* START *
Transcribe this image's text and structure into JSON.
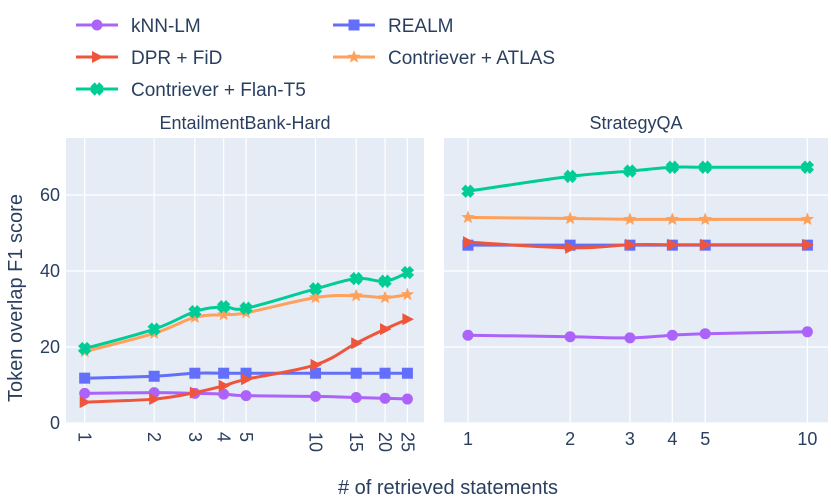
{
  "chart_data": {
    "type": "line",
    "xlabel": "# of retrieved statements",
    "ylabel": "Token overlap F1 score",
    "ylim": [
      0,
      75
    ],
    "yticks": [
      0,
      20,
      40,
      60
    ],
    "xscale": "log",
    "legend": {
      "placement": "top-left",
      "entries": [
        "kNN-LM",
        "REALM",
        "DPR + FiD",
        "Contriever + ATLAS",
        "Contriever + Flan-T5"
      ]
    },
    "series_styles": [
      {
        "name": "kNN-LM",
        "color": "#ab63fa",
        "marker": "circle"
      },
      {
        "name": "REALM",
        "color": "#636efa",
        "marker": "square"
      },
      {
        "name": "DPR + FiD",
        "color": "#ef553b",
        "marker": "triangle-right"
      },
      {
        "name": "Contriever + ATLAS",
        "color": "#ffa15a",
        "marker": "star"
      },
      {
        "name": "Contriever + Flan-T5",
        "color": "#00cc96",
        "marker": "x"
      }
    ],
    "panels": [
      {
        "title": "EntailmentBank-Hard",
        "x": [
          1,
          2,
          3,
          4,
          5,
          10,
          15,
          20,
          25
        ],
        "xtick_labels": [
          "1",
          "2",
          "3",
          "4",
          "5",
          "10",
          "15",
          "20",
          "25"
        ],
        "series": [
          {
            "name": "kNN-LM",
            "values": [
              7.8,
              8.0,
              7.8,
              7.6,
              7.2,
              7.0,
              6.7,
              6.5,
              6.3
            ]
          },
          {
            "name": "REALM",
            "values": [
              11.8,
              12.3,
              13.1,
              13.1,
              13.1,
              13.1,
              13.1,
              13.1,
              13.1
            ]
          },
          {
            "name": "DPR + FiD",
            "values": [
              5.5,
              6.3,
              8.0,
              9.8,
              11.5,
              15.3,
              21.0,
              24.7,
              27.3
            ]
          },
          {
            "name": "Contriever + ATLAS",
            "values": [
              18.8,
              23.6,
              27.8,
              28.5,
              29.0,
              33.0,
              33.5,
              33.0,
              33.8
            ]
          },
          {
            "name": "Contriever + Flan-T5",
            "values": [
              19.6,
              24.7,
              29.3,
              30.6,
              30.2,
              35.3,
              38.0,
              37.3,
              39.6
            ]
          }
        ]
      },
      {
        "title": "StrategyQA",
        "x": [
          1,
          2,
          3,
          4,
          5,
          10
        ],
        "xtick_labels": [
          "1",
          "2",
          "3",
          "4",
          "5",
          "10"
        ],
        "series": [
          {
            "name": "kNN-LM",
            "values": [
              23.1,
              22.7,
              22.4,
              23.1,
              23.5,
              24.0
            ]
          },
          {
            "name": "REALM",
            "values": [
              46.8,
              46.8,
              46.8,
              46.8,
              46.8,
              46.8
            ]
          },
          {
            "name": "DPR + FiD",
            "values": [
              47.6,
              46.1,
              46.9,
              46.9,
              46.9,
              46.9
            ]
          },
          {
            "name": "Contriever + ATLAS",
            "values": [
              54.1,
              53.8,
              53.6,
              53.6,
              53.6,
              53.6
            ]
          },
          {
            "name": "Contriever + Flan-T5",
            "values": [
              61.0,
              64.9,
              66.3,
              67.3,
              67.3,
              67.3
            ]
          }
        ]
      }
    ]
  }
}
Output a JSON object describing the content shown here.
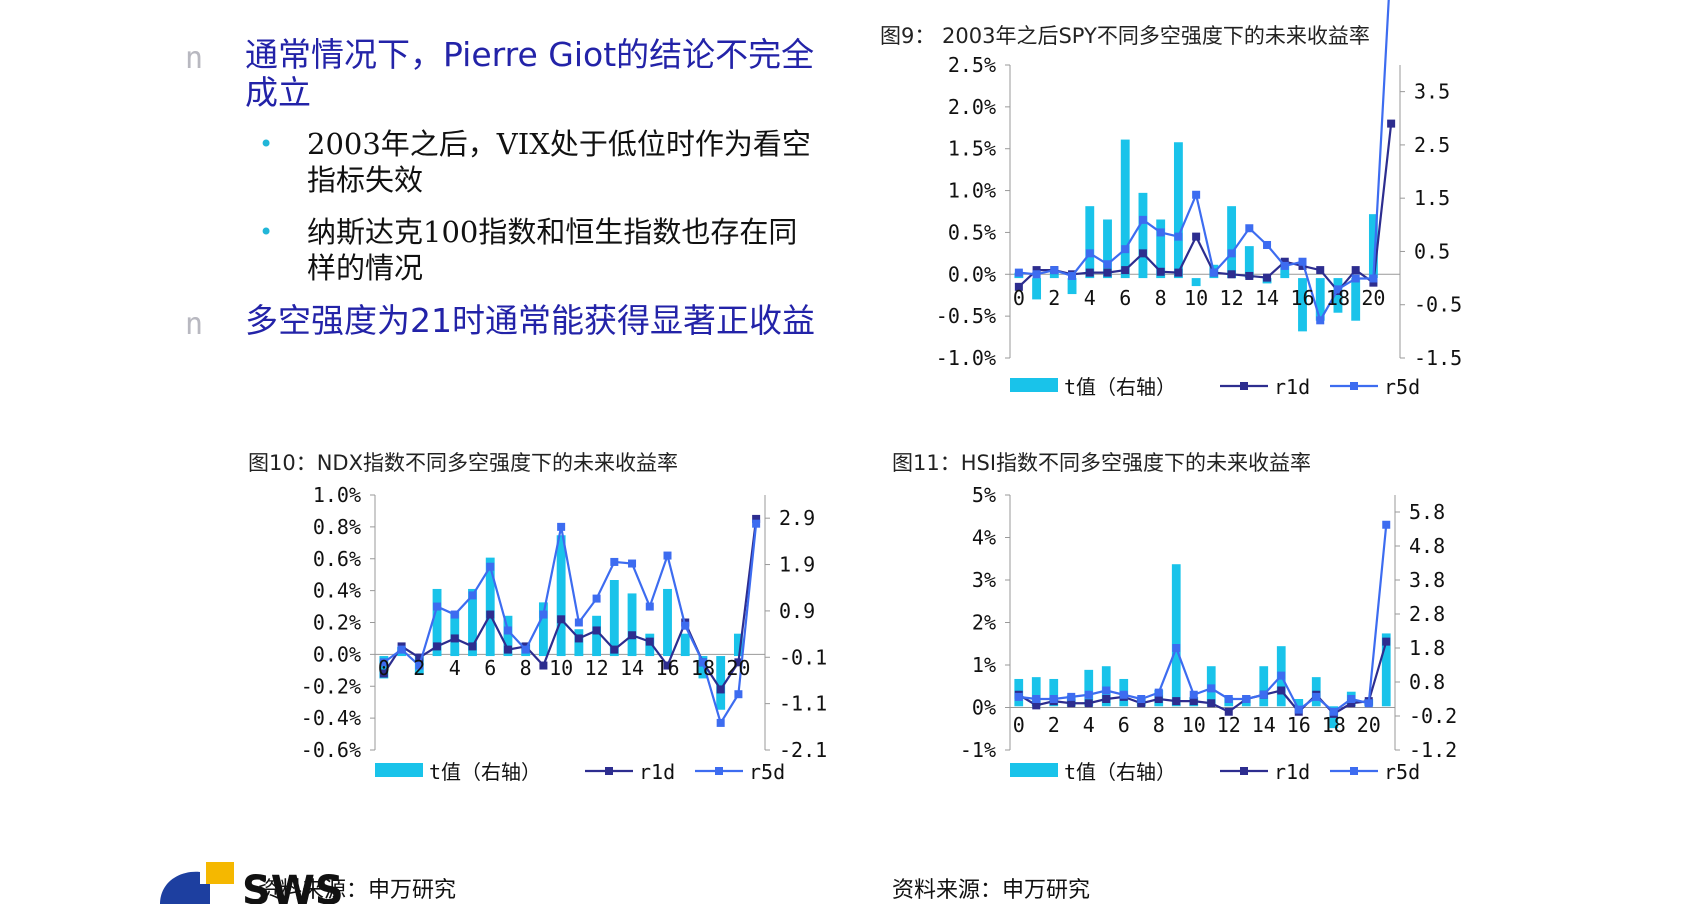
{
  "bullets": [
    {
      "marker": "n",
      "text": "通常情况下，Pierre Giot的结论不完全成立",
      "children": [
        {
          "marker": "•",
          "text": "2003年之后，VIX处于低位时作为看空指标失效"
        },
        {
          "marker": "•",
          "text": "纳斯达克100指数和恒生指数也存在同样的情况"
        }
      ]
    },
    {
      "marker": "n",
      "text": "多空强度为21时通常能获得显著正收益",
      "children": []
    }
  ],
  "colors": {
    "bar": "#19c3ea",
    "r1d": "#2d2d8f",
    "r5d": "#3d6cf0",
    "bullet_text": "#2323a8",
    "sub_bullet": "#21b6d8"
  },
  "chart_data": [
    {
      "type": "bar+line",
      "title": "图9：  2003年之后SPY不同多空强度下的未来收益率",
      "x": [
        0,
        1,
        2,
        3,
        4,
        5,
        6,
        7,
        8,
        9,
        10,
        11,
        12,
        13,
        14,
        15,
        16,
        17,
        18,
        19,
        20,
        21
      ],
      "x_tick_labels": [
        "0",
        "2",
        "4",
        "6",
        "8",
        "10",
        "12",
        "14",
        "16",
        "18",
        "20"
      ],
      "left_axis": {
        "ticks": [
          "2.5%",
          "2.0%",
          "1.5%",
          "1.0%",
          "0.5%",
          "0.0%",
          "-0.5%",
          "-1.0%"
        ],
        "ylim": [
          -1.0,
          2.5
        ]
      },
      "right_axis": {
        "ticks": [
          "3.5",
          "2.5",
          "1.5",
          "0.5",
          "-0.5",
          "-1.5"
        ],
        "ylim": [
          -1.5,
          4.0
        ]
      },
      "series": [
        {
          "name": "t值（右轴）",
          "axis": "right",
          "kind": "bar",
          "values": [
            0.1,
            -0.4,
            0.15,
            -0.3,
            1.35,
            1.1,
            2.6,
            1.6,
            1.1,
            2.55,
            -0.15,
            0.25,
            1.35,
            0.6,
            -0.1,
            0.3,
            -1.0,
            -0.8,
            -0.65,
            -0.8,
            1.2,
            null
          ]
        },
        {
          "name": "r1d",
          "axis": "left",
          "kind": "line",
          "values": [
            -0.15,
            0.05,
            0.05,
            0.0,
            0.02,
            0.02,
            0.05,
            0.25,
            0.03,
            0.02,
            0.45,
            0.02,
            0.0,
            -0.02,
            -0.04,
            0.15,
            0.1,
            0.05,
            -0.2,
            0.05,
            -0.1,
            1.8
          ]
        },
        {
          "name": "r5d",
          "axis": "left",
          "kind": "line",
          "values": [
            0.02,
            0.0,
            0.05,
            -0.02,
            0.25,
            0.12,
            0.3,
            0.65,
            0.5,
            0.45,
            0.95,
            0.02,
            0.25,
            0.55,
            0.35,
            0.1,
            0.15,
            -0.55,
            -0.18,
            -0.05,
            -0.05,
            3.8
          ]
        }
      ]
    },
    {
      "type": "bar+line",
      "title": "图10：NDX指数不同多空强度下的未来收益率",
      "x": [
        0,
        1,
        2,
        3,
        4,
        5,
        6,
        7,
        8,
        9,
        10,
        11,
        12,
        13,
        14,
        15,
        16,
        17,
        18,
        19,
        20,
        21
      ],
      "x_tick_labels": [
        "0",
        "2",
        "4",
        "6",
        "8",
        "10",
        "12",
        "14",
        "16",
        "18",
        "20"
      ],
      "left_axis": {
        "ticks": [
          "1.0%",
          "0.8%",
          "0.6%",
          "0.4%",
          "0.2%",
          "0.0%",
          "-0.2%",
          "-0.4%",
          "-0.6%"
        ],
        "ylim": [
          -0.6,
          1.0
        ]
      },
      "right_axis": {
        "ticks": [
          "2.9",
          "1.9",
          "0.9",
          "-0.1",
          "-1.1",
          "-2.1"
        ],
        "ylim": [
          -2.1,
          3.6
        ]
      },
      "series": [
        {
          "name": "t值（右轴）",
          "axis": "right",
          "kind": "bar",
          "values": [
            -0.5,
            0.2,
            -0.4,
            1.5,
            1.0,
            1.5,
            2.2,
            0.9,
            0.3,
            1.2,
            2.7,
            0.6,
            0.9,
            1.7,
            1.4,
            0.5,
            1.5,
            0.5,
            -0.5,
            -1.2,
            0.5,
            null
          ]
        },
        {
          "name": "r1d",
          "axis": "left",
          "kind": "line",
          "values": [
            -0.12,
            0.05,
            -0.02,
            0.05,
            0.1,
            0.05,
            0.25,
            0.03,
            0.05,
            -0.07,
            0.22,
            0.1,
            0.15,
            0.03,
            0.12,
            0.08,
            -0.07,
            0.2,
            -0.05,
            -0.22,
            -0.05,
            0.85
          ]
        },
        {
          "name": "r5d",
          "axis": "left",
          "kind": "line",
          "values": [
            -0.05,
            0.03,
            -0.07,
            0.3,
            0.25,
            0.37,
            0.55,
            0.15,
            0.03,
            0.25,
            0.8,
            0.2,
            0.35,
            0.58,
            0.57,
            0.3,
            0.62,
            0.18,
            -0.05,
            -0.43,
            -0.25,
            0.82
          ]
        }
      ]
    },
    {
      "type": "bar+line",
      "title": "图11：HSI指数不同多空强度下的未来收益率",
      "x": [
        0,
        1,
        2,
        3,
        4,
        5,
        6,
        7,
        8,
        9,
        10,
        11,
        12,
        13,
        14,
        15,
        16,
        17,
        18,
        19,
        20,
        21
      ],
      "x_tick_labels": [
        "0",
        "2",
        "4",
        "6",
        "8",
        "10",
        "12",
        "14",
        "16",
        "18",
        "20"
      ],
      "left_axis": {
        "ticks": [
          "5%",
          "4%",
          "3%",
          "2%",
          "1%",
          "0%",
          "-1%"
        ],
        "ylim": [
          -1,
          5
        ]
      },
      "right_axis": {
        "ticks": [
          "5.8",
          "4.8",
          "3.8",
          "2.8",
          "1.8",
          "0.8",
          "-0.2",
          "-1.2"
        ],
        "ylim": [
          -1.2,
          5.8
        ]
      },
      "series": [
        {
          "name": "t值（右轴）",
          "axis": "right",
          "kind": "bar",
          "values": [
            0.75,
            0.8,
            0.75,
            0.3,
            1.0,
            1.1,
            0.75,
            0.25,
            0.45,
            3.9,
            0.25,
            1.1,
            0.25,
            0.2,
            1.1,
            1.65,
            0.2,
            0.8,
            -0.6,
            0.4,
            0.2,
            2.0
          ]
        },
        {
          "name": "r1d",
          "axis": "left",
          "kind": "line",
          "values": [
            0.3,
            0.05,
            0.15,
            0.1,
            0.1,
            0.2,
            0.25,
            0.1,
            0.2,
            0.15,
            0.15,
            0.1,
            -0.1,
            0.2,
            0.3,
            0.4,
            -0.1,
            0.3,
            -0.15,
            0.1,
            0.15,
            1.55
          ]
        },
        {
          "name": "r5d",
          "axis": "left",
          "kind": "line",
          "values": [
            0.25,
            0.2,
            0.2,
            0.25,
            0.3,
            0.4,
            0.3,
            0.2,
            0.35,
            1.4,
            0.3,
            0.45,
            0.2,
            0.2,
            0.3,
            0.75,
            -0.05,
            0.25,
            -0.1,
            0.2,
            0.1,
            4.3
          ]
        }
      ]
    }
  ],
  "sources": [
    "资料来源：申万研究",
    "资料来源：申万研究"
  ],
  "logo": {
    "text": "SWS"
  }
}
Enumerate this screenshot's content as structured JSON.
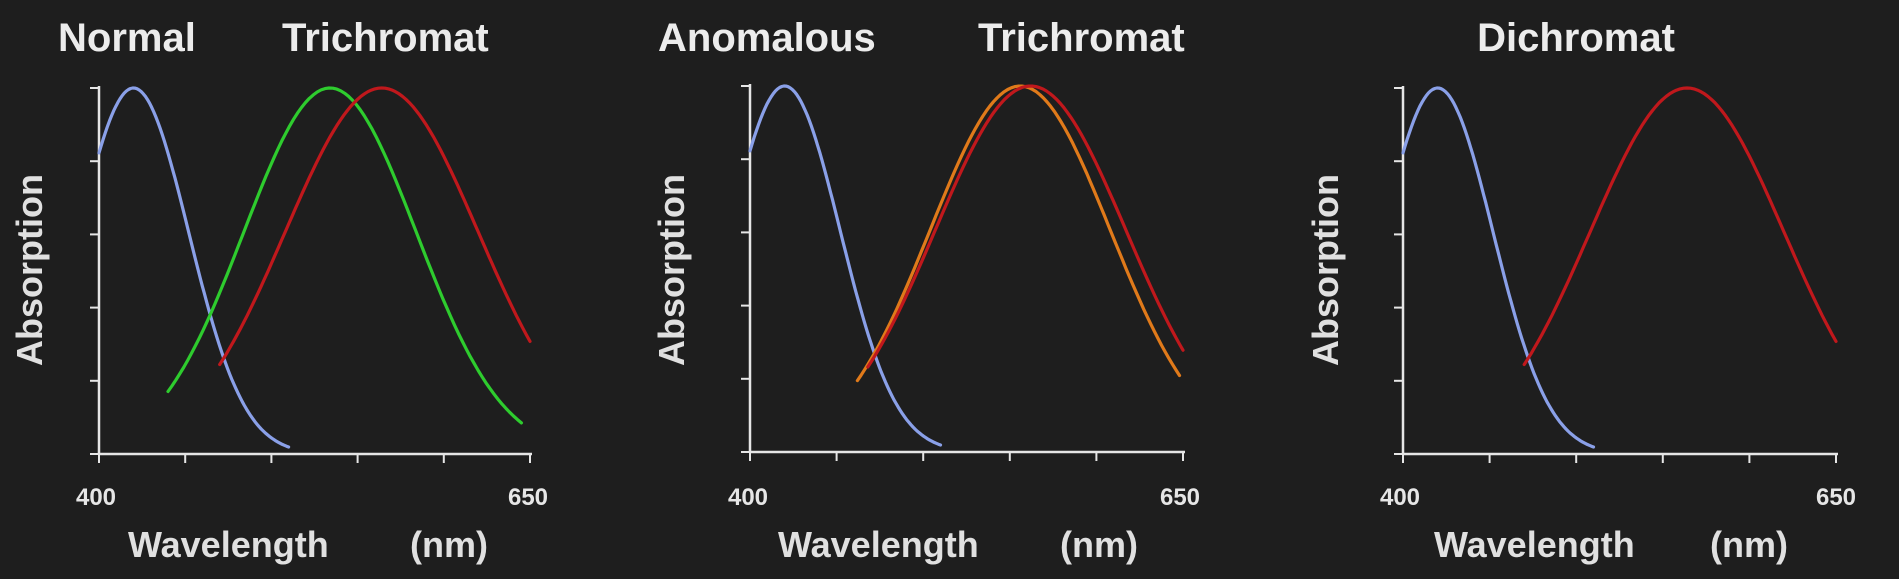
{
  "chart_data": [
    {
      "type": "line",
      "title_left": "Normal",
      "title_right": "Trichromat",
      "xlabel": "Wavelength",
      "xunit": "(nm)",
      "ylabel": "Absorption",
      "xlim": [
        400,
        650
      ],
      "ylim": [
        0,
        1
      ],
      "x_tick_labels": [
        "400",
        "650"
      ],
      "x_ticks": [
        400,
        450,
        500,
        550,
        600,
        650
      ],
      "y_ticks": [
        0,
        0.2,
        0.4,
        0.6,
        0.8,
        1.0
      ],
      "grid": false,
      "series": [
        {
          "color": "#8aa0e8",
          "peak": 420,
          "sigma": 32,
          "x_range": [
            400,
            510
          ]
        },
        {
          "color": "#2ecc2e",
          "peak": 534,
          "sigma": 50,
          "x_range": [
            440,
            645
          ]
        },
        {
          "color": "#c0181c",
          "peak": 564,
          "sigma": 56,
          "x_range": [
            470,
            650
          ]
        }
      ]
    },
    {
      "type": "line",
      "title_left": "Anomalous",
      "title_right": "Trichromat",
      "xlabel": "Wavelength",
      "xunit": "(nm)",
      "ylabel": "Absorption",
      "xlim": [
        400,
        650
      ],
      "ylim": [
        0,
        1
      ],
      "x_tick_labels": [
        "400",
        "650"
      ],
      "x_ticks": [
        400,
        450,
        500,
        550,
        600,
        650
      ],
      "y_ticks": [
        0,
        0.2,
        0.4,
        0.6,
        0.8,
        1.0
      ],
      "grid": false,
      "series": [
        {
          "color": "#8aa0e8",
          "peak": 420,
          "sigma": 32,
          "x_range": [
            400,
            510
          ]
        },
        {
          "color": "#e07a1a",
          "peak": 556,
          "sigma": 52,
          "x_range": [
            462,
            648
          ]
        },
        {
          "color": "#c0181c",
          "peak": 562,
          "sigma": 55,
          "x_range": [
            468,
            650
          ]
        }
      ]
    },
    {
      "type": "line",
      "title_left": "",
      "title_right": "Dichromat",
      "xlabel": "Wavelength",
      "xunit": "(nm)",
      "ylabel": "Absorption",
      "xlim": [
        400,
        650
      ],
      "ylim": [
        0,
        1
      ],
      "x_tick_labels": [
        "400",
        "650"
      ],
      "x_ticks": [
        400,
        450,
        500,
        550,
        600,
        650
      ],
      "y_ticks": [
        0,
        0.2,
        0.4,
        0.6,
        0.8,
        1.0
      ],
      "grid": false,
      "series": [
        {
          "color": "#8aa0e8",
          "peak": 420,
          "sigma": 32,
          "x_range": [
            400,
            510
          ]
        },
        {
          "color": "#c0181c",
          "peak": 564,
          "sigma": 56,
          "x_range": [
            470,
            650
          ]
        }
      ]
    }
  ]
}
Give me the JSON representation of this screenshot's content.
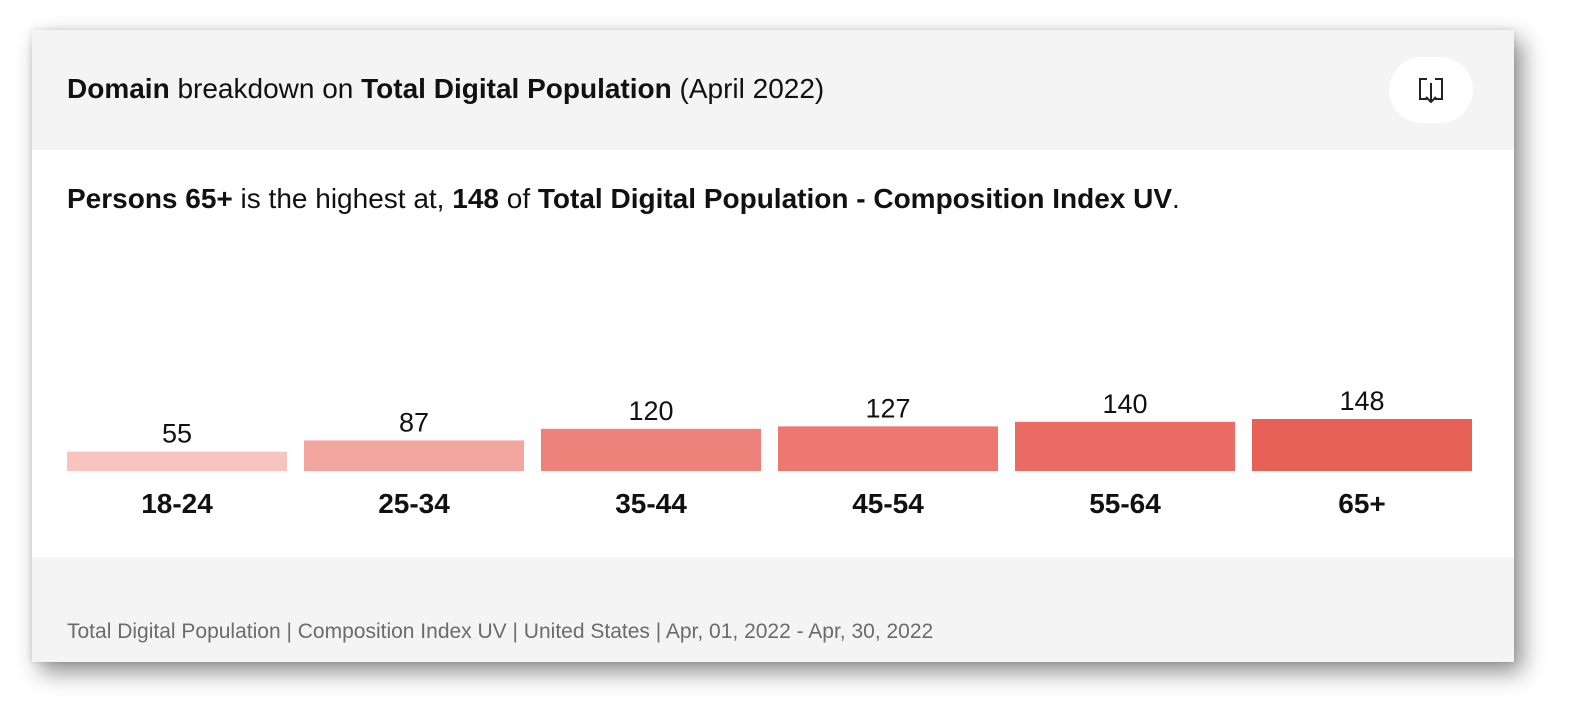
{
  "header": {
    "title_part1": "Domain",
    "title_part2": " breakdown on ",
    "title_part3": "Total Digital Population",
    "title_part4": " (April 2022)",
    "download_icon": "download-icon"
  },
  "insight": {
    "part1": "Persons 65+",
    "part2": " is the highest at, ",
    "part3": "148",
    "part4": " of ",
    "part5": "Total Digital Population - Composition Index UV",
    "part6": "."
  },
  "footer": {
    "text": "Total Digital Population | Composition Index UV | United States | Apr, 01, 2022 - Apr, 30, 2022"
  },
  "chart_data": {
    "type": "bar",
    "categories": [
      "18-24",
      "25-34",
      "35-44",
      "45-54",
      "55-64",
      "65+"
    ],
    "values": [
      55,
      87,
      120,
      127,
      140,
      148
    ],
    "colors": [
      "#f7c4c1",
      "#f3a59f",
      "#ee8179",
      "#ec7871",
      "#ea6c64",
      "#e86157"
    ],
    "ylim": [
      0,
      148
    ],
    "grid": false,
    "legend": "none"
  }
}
* END *
Problem>
Copy each line of the listing that includes "ATLAS".

Solved exercise>
        "Contriever + ATLAS",
        "name": "Contriever + ATLAS",
            "name": "Contriever + ATLAS",
            "name": "Contriever + ATLAS",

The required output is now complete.